● RECORDED INFORMATION:
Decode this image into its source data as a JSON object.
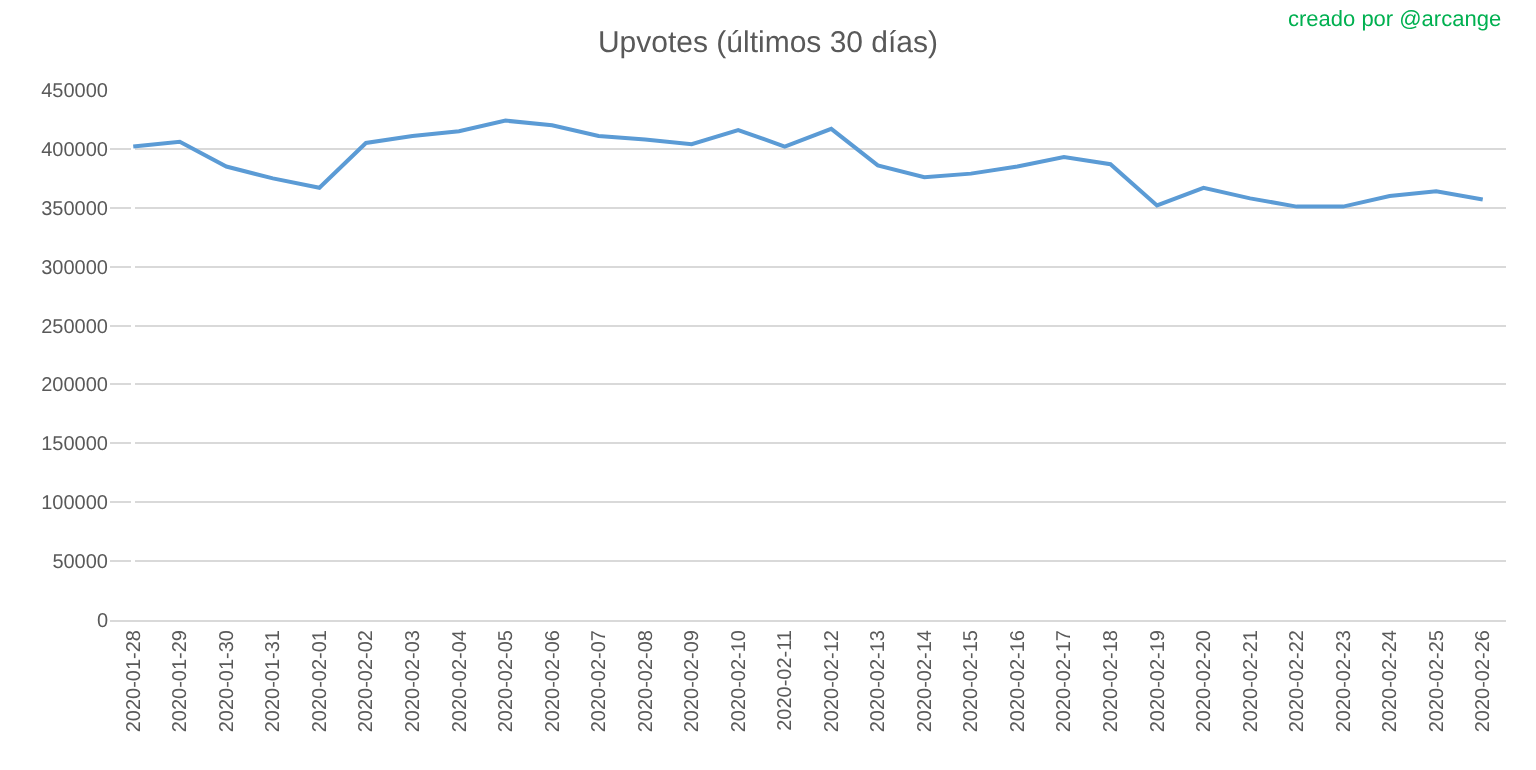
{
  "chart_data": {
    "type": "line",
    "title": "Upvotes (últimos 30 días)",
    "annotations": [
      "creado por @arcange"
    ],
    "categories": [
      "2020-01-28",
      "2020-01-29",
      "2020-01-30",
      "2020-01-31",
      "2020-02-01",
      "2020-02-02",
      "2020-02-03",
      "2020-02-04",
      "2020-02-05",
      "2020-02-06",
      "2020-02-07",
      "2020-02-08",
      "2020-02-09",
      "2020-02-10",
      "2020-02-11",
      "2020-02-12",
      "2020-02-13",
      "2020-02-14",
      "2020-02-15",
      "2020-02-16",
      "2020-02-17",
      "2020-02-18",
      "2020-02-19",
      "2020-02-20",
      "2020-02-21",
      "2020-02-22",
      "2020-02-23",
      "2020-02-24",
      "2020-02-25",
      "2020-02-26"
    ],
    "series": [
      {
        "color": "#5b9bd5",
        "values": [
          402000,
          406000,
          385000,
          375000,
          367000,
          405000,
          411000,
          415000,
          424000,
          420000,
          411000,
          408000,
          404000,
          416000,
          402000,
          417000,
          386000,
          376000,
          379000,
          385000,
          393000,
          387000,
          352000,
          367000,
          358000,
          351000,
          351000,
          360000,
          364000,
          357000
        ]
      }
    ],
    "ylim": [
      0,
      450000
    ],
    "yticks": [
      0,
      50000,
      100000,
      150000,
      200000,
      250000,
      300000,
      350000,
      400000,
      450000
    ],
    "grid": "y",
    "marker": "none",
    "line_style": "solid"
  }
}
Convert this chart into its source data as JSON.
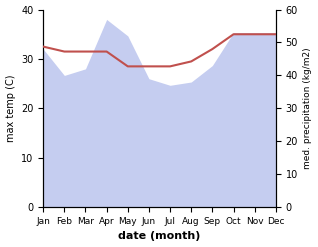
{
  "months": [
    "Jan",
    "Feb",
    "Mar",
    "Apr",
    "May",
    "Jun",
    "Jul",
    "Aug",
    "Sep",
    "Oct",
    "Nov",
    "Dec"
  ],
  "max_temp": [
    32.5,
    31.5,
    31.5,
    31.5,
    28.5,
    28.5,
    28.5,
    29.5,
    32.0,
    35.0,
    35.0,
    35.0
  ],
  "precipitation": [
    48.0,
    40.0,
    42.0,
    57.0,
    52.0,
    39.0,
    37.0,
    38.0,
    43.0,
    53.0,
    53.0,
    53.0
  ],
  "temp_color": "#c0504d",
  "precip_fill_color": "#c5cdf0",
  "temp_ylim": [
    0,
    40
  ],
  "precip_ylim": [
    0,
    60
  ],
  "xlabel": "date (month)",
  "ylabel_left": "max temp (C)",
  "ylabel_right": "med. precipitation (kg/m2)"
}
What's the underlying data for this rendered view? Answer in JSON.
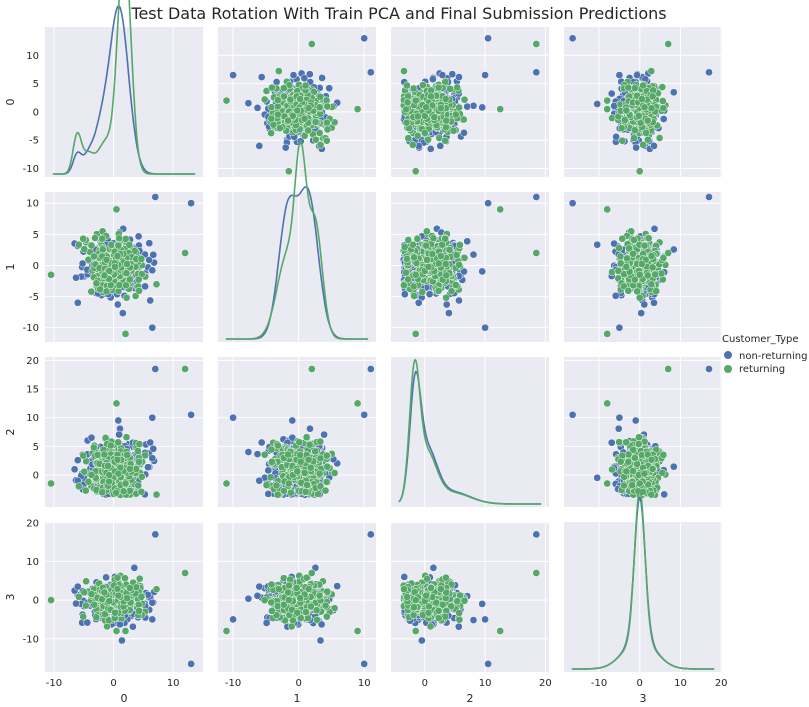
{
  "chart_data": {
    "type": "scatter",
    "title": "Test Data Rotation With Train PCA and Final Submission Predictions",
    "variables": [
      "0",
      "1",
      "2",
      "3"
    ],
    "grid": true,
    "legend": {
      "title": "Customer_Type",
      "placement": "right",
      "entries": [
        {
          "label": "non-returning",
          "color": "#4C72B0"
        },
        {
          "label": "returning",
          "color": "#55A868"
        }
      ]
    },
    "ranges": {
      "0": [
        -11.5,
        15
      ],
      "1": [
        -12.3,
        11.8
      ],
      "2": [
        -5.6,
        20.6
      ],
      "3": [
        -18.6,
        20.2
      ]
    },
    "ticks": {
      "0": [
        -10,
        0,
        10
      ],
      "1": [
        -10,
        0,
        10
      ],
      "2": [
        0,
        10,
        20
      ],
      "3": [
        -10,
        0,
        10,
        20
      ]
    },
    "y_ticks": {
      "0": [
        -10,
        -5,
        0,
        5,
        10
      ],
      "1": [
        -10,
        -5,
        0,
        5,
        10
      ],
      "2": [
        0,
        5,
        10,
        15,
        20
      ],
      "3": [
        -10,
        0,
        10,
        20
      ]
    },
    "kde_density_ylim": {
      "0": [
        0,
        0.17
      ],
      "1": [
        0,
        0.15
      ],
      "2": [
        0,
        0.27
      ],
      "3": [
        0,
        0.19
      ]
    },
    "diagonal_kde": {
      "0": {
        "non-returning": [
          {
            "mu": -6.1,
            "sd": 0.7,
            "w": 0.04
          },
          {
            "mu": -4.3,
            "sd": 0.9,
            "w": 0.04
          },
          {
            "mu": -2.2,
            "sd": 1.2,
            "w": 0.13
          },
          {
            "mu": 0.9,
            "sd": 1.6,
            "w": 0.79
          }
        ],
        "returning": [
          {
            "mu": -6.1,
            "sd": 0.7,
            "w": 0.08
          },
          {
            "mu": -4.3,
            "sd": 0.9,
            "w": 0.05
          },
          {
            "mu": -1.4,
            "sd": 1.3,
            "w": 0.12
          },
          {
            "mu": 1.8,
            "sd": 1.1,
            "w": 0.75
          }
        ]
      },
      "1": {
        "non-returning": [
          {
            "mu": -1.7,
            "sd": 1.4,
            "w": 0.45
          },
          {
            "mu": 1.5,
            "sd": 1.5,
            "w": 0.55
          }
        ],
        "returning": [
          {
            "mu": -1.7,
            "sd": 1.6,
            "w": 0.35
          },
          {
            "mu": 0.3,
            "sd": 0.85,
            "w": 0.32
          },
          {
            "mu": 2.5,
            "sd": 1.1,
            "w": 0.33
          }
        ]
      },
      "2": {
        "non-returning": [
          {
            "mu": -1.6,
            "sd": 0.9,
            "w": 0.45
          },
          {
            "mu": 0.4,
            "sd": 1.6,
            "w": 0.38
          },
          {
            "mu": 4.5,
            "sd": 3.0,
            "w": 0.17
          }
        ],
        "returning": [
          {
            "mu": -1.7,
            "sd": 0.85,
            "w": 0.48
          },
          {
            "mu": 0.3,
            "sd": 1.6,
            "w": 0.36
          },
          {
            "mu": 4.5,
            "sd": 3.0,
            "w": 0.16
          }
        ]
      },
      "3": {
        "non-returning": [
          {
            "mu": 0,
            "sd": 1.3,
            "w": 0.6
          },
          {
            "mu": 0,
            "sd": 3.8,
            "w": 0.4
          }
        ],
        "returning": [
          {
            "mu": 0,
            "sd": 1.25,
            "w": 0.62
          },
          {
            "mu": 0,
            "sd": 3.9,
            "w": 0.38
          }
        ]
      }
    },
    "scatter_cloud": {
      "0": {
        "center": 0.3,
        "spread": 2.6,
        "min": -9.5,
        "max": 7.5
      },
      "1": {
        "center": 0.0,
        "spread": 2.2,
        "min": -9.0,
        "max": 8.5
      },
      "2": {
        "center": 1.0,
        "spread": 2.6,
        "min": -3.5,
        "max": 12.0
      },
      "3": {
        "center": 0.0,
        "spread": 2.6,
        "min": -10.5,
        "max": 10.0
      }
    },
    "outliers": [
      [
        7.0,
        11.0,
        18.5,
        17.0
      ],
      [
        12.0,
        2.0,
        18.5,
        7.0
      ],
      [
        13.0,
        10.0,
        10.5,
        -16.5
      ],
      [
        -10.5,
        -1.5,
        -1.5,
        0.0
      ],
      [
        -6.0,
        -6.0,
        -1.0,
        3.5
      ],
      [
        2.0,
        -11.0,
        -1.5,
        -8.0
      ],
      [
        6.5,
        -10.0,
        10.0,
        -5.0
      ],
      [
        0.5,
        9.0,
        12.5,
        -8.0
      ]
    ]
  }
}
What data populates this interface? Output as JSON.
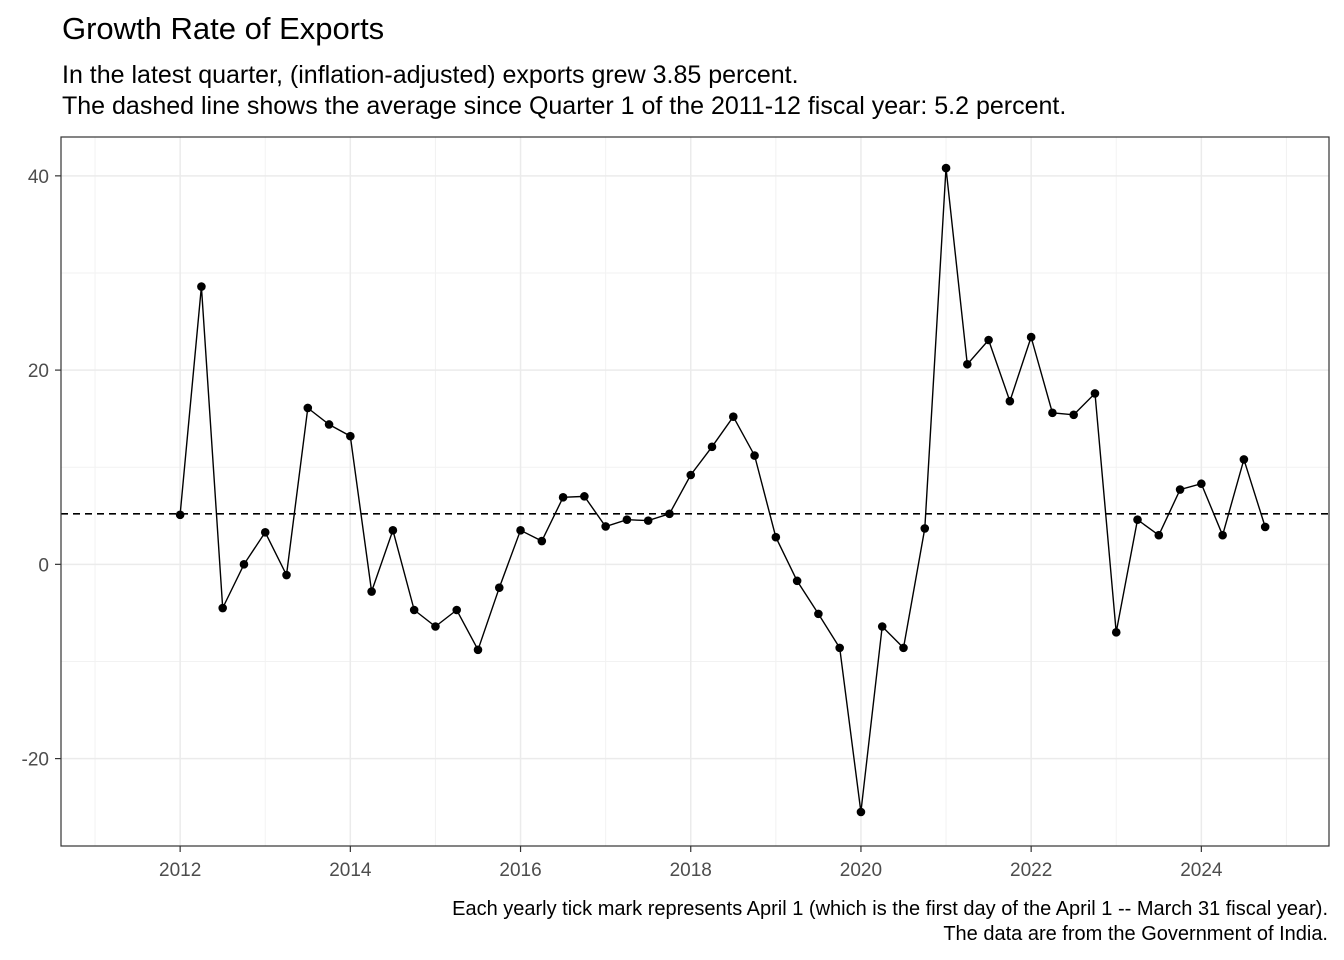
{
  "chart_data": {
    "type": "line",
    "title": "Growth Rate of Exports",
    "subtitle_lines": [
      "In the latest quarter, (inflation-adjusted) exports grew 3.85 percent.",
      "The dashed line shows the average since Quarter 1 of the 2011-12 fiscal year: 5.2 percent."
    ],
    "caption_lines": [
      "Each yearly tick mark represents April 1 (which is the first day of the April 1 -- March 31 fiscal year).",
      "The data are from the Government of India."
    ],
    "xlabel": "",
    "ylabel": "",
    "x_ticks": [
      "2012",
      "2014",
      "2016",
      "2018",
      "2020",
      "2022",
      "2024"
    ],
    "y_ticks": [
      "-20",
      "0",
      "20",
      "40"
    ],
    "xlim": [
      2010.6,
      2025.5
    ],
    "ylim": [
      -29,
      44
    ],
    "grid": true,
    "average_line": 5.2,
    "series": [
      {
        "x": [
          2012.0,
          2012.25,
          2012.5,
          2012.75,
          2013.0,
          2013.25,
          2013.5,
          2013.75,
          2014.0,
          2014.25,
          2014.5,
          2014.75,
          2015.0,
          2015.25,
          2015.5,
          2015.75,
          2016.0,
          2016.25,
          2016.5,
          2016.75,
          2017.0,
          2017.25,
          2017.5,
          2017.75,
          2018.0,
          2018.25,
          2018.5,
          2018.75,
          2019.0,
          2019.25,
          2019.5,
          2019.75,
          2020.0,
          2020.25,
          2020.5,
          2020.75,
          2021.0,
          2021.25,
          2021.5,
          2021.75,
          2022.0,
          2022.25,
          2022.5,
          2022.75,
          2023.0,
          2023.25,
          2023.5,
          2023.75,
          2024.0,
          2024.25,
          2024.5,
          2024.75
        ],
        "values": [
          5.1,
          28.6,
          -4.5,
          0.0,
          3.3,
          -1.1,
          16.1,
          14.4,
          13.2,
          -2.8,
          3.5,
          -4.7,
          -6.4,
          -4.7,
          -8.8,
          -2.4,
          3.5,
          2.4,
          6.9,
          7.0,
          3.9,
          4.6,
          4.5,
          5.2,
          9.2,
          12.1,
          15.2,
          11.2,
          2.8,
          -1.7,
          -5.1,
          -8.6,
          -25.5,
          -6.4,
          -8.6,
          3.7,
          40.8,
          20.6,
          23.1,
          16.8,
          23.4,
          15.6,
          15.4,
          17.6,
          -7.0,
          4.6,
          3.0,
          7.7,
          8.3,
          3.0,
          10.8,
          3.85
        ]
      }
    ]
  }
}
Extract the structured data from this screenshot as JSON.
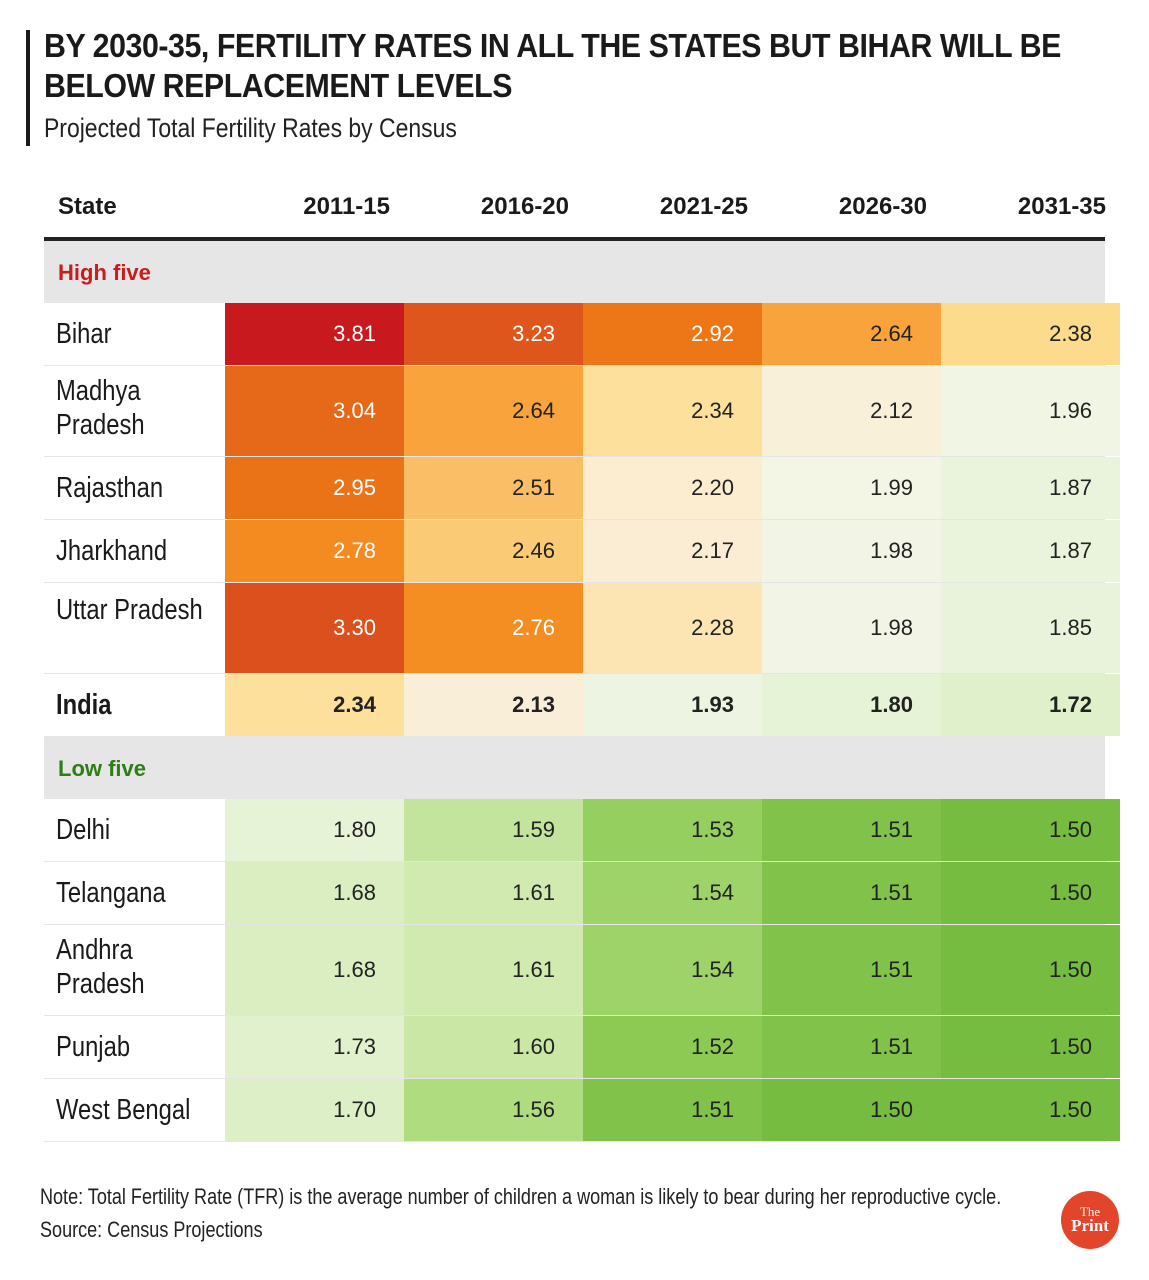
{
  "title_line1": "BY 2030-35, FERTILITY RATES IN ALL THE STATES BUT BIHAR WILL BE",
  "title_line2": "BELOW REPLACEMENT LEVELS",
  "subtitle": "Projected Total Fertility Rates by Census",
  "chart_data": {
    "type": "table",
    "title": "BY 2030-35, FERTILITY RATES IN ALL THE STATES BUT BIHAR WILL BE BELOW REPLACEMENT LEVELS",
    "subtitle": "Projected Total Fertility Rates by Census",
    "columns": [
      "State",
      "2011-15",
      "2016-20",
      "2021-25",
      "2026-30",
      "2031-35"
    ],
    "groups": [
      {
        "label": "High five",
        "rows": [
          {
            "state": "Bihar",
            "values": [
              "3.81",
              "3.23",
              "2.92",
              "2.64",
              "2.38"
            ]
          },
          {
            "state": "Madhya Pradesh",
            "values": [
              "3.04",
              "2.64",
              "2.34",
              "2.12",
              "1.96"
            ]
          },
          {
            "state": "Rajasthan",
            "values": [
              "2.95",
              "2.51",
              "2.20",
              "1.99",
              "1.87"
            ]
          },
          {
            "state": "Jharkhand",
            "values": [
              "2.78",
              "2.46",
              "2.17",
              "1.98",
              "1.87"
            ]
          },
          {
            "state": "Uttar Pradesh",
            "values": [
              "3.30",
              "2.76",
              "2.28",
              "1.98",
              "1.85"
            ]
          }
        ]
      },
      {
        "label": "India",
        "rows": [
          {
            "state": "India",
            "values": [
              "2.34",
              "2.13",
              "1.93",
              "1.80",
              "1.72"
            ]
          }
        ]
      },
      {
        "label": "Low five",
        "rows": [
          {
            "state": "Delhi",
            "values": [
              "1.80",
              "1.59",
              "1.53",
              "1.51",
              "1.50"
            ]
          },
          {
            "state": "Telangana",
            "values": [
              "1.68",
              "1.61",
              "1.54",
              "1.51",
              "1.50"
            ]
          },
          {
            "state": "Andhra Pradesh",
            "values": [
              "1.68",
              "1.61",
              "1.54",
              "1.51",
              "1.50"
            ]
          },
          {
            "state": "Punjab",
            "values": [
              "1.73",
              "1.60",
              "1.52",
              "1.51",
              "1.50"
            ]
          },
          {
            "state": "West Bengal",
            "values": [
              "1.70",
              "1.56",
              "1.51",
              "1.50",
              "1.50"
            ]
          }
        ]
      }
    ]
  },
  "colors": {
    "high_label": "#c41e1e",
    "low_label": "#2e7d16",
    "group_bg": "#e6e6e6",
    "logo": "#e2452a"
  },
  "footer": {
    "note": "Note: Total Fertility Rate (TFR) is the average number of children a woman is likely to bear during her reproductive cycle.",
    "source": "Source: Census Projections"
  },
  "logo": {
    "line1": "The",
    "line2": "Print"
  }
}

● GOAL: List every line above containing the word "into".

● CORRECT OUTPUT:
Decode this image into its source data as a JSON object.
Convert this chart into its source data as JSON.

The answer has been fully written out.